- What is required
Retype the whole listing, please, keeping every line exact and dropping the pictures.

- Given data
******************************

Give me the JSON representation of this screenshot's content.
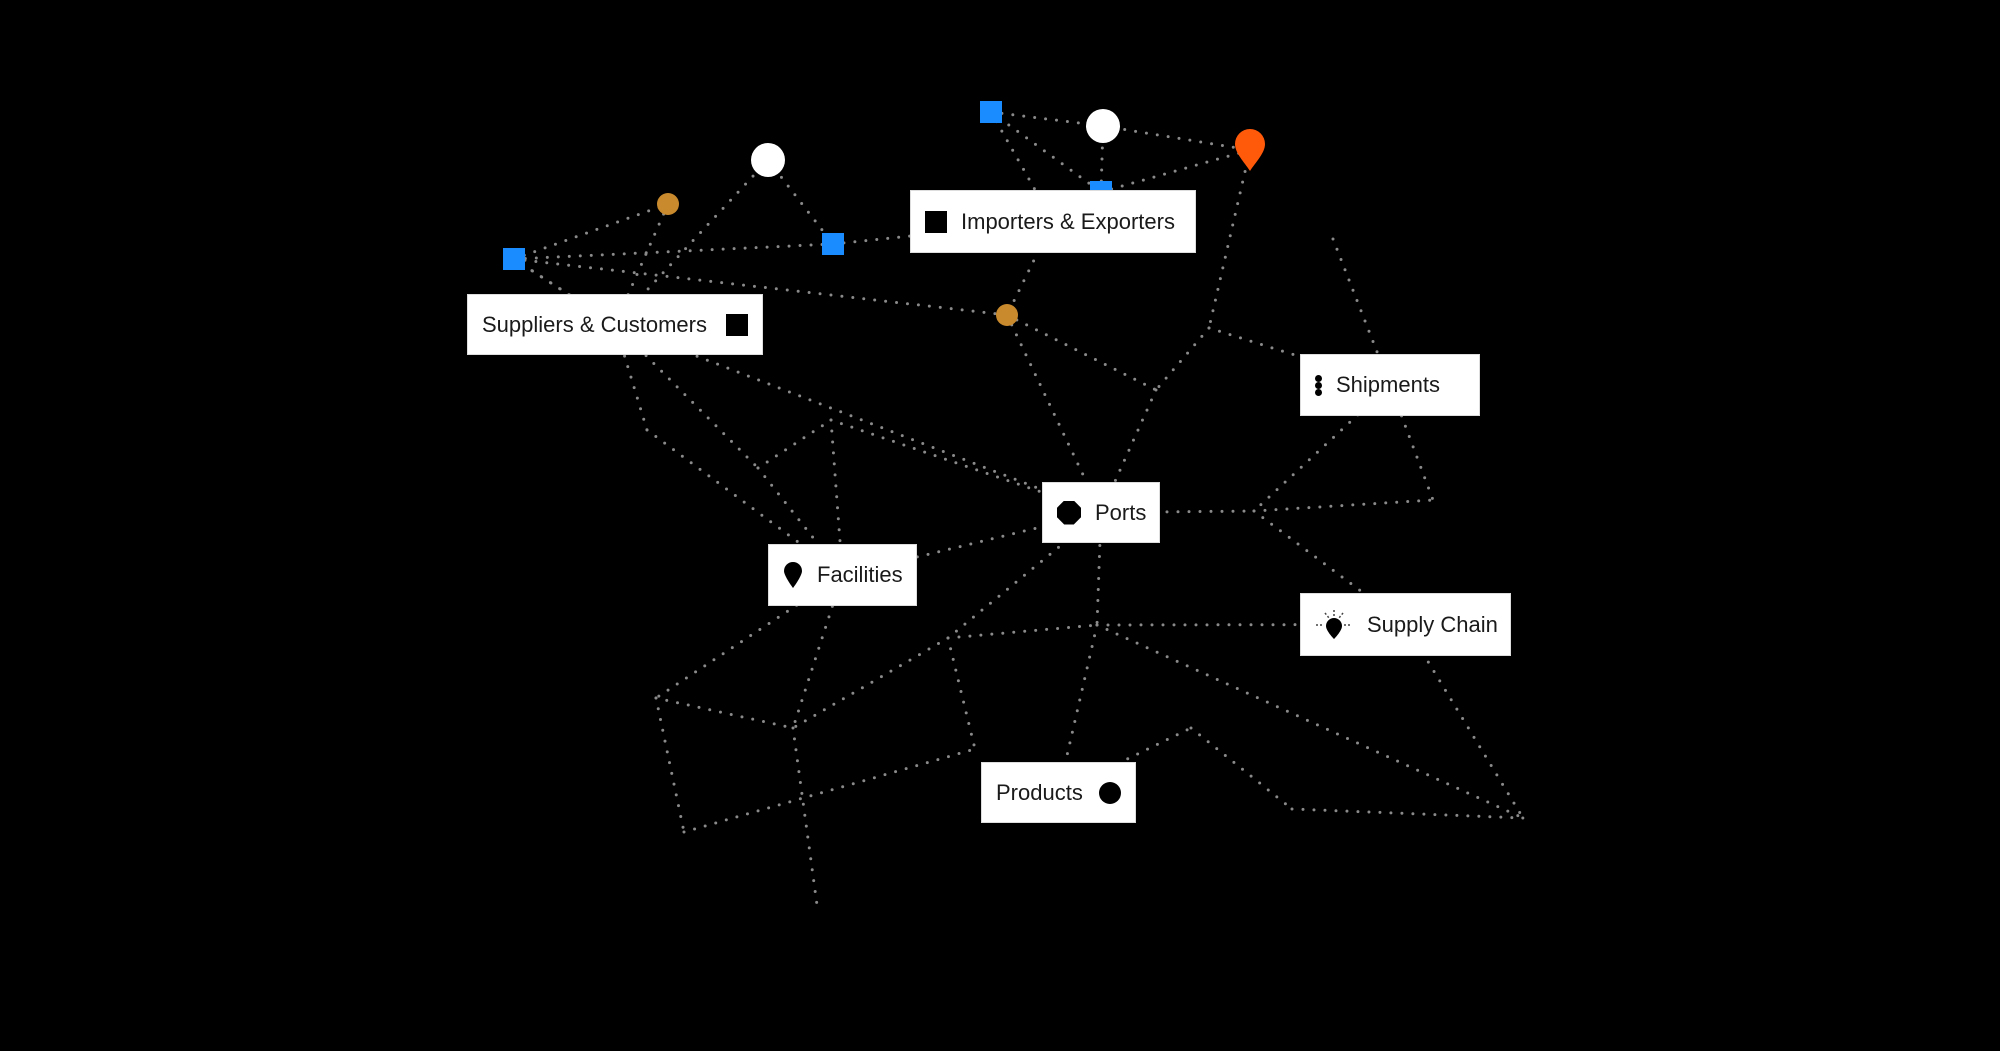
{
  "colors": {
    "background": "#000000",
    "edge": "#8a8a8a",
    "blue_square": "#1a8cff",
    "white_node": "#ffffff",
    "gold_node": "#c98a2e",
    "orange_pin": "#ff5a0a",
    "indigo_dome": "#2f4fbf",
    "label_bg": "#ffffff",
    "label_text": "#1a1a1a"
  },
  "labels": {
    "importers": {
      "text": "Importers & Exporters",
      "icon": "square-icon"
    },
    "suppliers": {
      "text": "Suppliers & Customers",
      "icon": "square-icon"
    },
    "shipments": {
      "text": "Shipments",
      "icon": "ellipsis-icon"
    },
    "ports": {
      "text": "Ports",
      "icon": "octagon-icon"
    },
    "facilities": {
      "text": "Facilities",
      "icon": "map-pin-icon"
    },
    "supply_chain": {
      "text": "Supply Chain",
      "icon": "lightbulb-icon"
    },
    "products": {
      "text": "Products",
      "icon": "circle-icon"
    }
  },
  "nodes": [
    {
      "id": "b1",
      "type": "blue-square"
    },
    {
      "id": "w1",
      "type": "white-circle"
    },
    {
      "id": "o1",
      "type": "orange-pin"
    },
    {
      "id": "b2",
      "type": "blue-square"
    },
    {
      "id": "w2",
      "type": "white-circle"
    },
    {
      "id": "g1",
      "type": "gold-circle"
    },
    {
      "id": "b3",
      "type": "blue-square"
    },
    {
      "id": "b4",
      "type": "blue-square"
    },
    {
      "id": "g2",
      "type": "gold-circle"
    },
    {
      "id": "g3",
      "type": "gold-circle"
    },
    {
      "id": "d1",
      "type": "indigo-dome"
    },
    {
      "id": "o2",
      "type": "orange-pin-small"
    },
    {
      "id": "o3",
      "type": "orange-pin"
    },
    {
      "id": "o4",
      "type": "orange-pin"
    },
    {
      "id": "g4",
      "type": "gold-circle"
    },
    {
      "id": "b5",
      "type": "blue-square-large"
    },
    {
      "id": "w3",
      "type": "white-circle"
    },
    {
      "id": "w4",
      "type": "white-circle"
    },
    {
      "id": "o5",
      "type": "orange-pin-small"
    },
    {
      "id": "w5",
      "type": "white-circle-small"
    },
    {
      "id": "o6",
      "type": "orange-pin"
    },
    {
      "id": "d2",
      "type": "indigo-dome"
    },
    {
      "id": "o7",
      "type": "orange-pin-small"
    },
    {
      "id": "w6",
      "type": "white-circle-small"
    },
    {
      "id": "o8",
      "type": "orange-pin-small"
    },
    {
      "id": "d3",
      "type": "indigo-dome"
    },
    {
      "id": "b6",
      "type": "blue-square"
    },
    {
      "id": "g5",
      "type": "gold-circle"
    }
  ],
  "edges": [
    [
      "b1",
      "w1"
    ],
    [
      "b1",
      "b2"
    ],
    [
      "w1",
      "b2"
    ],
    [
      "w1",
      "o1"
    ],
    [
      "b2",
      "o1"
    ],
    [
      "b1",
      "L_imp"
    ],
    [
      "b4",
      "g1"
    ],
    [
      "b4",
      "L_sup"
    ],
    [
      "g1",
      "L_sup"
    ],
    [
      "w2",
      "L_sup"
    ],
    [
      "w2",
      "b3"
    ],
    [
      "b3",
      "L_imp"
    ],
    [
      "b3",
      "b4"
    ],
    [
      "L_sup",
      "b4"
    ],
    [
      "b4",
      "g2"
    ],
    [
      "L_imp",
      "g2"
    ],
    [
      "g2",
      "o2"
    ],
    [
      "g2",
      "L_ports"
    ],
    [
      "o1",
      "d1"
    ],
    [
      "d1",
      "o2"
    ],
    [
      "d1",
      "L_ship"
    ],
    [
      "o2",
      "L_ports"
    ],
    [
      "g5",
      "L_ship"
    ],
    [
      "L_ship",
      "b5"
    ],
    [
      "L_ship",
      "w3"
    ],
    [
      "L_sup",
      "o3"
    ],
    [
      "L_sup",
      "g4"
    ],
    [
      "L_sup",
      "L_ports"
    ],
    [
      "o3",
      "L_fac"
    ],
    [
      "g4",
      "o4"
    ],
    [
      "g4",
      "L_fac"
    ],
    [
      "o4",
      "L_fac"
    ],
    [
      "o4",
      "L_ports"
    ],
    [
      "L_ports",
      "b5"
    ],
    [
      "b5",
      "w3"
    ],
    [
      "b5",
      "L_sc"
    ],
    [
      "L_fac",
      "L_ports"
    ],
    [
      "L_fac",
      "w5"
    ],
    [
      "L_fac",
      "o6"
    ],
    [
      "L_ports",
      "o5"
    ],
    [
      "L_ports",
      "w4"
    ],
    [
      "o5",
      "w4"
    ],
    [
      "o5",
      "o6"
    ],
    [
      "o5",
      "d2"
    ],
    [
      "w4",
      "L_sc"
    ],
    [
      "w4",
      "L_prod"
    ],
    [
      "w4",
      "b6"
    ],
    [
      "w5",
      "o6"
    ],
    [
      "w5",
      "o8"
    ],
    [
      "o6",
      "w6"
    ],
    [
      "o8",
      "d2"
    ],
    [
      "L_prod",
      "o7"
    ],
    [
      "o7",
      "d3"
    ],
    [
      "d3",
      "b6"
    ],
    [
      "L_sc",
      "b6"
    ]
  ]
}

******************************

- Full output
Give me the JSON representation of this screenshot's content.
{
  "colors": {
    "background": "#000000",
    "edge": "#8a8a8a",
    "blue_square": "#1a8cff",
    "white_node": "#ffffff",
    "gold_node": "#c98a2e",
    "orange_pin": "#ff5a0a",
    "indigo_dome": "#2f4fbf",
    "label_bg": "#ffffff",
    "label_text": "#1a1a1a"
  },
  "labels": {
    "importers": {
      "text": "Importers & Exporters",
      "icon": "square-icon"
    },
    "suppliers": {
      "text": "Suppliers & Customers",
      "icon": "square-icon"
    },
    "shipments": {
      "text": "Shipments",
      "icon": "ellipsis-icon"
    },
    "ports": {
      "text": "Ports",
      "icon": "octagon-icon"
    },
    "facilities": {
      "text": "Facilities",
      "icon": "map-pin-icon"
    },
    "supply_chain": {
      "text": "Supply Chain",
      "icon": "lightbulb-icon"
    },
    "products": {
      "text": "Products",
      "icon": "circle-icon"
    }
  },
  "nodes": [
    {
      "id": "b1",
      "type": "blue-square"
    },
    {
      "id": "w1",
      "type": "white-circle"
    },
    {
      "id": "o1",
      "type": "orange-pin"
    },
    {
      "id": "b2",
      "type": "blue-square"
    },
    {
      "id": "w2",
      "type": "white-circle"
    },
    {
      "id": "g1",
      "type": "gold-circle"
    },
    {
      "id": "b3",
      "type": "blue-square"
    },
    {
      "id": "b4",
      "type": "blue-square"
    },
    {
      "id": "g2",
      "type": "gold-circle"
    },
    {
      "id": "g3",
      "type": "gold-circle"
    },
    {
      "id": "d1",
      "type": "indigo-dome"
    },
    {
      "id": "o2",
      "type": "orange-pin-small"
    },
    {
      "id": "o3",
      "type": "orange-pin"
    },
    {
      "id": "o4",
      "type": "orange-pin"
    },
    {
      "id": "g4",
      "type": "gold-circle"
    },
    {
      "id": "b5",
      "type": "blue-square-large"
    },
    {
      "id": "w3",
      "type": "white-circle"
    },
    {
      "id": "w4",
      "type": "white-circle"
    },
    {
      "id": "o5",
      "type": "orange-pin-small"
    },
    {
      "id": "w5",
      "type": "white-circle-small"
    },
    {
      "id": "o6",
      "type": "orange-pin"
    },
    {
      "id": "d2",
      "type": "indigo-dome"
    },
    {
      "id": "o7",
      "type": "orange-pin-small"
    },
    {
      "id": "w6",
      "type": "white-circle-small"
    },
    {
      "id": "o8",
      "type": "orange-pin-small"
    },
    {
      "id": "d3",
      "type": "indigo-dome"
    },
    {
      "id": "b6",
      "type": "blue-square"
    },
    {
      "id": "g5",
      "type": "gold-circle"
    }
  ],
  "edges": [
    [
      "b1",
      "w1"
    ],
    [
      "b1",
      "b2"
    ],
    [
      "w1",
      "b2"
    ],
    [
      "w1",
      "o1"
    ],
    [
      "b2",
      "o1"
    ],
    [
      "b1",
      "L_imp"
    ],
    [
      "b4",
      "g1"
    ],
    [
      "b4",
      "L_sup"
    ],
    [
      "g1",
      "L_sup"
    ],
    [
      "w2",
      "L_sup"
    ],
    [
      "w2",
      "b3"
    ],
    [
      "b3",
      "L_imp"
    ],
    [
      "b3",
      "b4"
    ],
    [
      "L_sup",
      "b4"
    ],
    [
      "b4",
      "g2"
    ],
    [
      "L_imp",
      "g2"
    ],
    [
      "g2",
      "o2"
    ],
    [
      "g2",
      "L_ports"
    ],
    [
      "o1",
      "d1"
    ],
    [
      "d1",
      "o2"
    ],
    [
      "d1",
      "L_ship"
    ],
    [
      "o2",
      "L_ports"
    ],
    [
      "g5",
      "L_ship"
    ],
    [
      "L_ship",
      "b5"
    ],
    [
      "L_ship",
      "w3"
    ],
    [
      "L_sup",
      "o3"
    ],
    [
      "L_sup",
      "g4"
    ],
    [
      "L_sup",
      "L_ports"
    ],
    [
      "o3",
      "L_fac"
    ],
    [
      "g4",
      "o4"
    ],
    [
      "g4",
      "L_fac"
    ],
    [
      "o4",
      "L_fac"
    ],
    [
      "o4",
      "L_ports"
    ],
    [
      "L_ports",
      "b5"
    ],
    [
      "b5",
      "w3"
    ],
    [
      "b5",
      "L_sc"
    ],
    [
      "L_fac",
      "L_ports"
    ],
    [
      "L_fac",
      "w5"
    ],
    [
      "L_fac",
      "o6"
    ],
    [
      "L_ports",
      "o5"
    ],
    [
      "L_ports",
      "w4"
    ],
    [
      "o5",
      "w4"
    ],
    [
      "o5",
      "o6"
    ],
    [
      "o5",
      "d2"
    ],
    [
      "w4",
      "L_sc"
    ],
    [
      "w4",
      "L_prod"
    ],
    [
      "w4",
      "b6"
    ],
    [
      "w5",
      "o6"
    ],
    [
      "w5",
      "o8"
    ],
    [
      "o6",
      "w6"
    ],
    [
      "o8",
      "d2"
    ],
    [
      "L_prod",
      "o7"
    ],
    [
      "o7",
      "d3"
    ],
    [
      "d3",
      "b6"
    ],
    [
      "L_sc",
      "b6"
    ]
  ]
}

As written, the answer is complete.